Start INPUT FOR THIS TASK

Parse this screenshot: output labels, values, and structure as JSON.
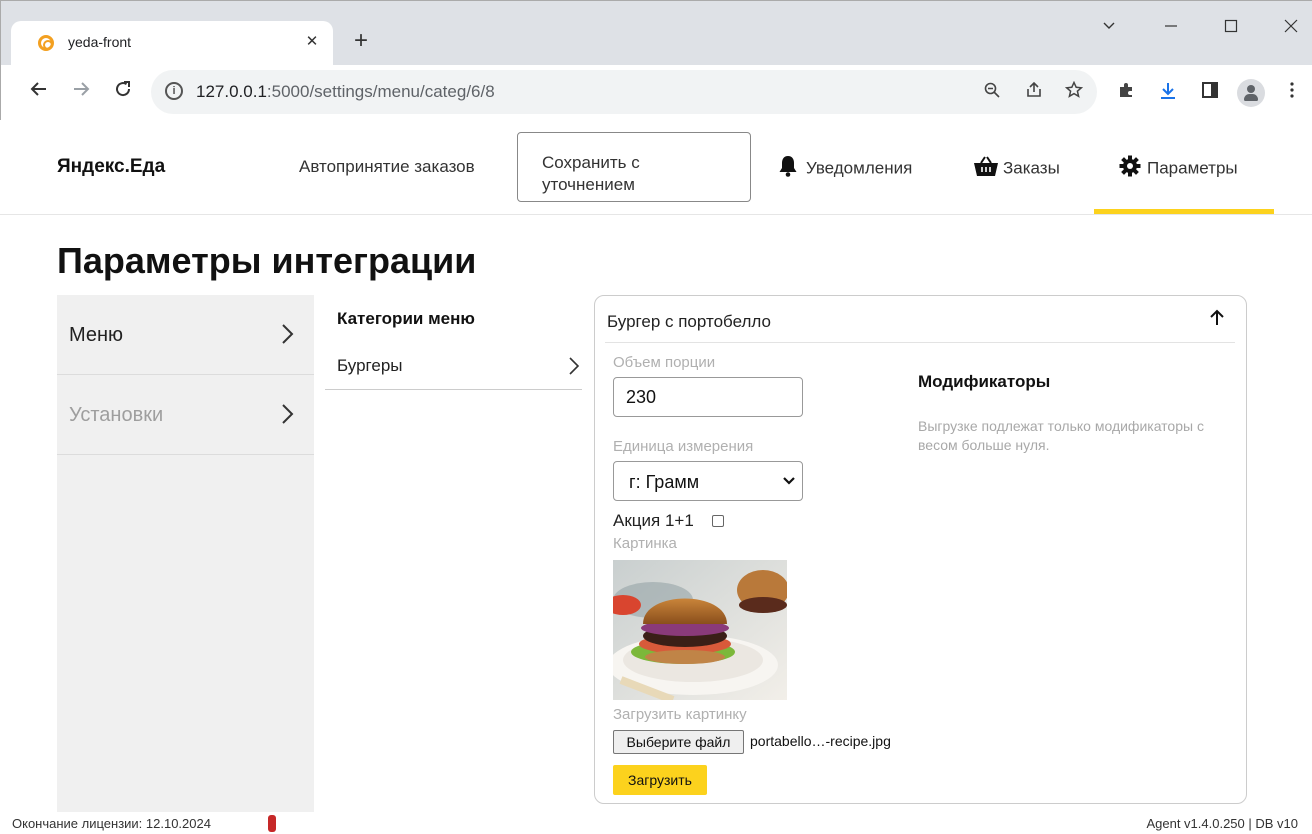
{
  "browser": {
    "tab_title": "yeda-front",
    "tab_close": "✕",
    "new_tab": "+",
    "url_host": "127.0.0.1",
    "url_path": ":5000/settings/menu/categ/6/8"
  },
  "header": {
    "brand": "Яндекс.Еда",
    "auto_accept": "Автопринятие заказов",
    "save_with_clarification_line1": "Сохранить с",
    "save_with_clarification_line2": "уточнением",
    "notifications": "Уведомления",
    "orders": "Заказы",
    "settings": "Параметры"
  },
  "page": {
    "title": "Параметры интеграции"
  },
  "sidebar": {
    "items": [
      {
        "label": "Меню",
        "active": true
      },
      {
        "label": "Установки",
        "active": false
      }
    ]
  },
  "categories": {
    "heading": "Категории меню",
    "items": [
      {
        "label": "Бургеры"
      }
    ]
  },
  "item": {
    "title": "Бургер с портобелло",
    "portion_label": "Объем порции",
    "portion_value": "230",
    "unit_label": "Единица измерения",
    "unit_value": "г: Грамм",
    "promo_label": "Акция 1+1",
    "promo_checked": false,
    "picture_label": "Картинка",
    "upload_picture_label": "Загрузить картинку",
    "choose_file_label": "Выберите файл",
    "file_name": "portabello…-recipe.jpg",
    "upload_button": "Загрузить",
    "modifiers_title": "Модификаторы",
    "modifiers_note": "Выгрузке подлежат только модификаторы с весом больше нуля."
  },
  "footer": {
    "license": "Окончание лицензии: 12.10.2024",
    "version": "Agent v1.4.0.250  |  DB v10"
  },
  "colors": {
    "accent": "#fcd21d",
    "license_flag": "#c62828",
    "sidebar_bg": "#f0f0f0"
  }
}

End INPUT FOR THIS TASK

Are you able to set down all the lines above exactly, without any pictures?

**RESPONSE TO THIS TASK**
Parse this screenshot: output labels, values, and structure as JSON.
{
  "browser": {
    "tab_title": "yeda-front",
    "tab_close": "✕",
    "new_tab": "+",
    "url_host": "127.0.0.1",
    "url_path": ":5000/settings/menu/categ/6/8"
  },
  "header": {
    "brand": "Яндекс.Еда",
    "auto_accept": "Автопринятие заказов",
    "save_with_clarification_line1": "Сохранить с",
    "save_with_clarification_line2": "уточнением",
    "notifications": "Уведомления",
    "orders": "Заказы",
    "settings": "Параметры"
  },
  "page": {
    "title": "Параметры интеграции"
  },
  "sidebar": {
    "items": [
      {
        "label": "Меню",
        "active": true
      },
      {
        "label": "Установки",
        "active": false
      }
    ]
  },
  "categories": {
    "heading": "Категории меню",
    "items": [
      {
        "label": "Бургеры"
      }
    ]
  },
  "item": {
    "title": "Бургер с портобелло",
    "portion_label": "Объем порции",
    "portion_value": "230",
    "unit_label": "Единица измерения",
    "unit_value": "г: Грамм",
    "promo_label": "Акция 1+1",
    "promo_checked": false,
    "picture_label": "Картинка",
    "upload_picture_label": "Загрузить картинку",
    "choose_file_label": "Выберите файл",
    "file_name": "portabello…-recipe.jpg",
    "upload_button": "Загрузить",
    "modifiers_title": "Модификаторы",
    "modifiers_note": "Выгрузке подлежат только модификаторы с весом больше нуля."
  },
  "footer": {
    "license": "Окончание лицензии: 12.10.2024",
    "version": "Agent v1.4.0.250  |  DB v10"
  },
  "colors": {
    "accent": "#fcd21d",
    "license_flag": "#c62828",
    "sidebar_bg": "#f0f0f0"
  }
}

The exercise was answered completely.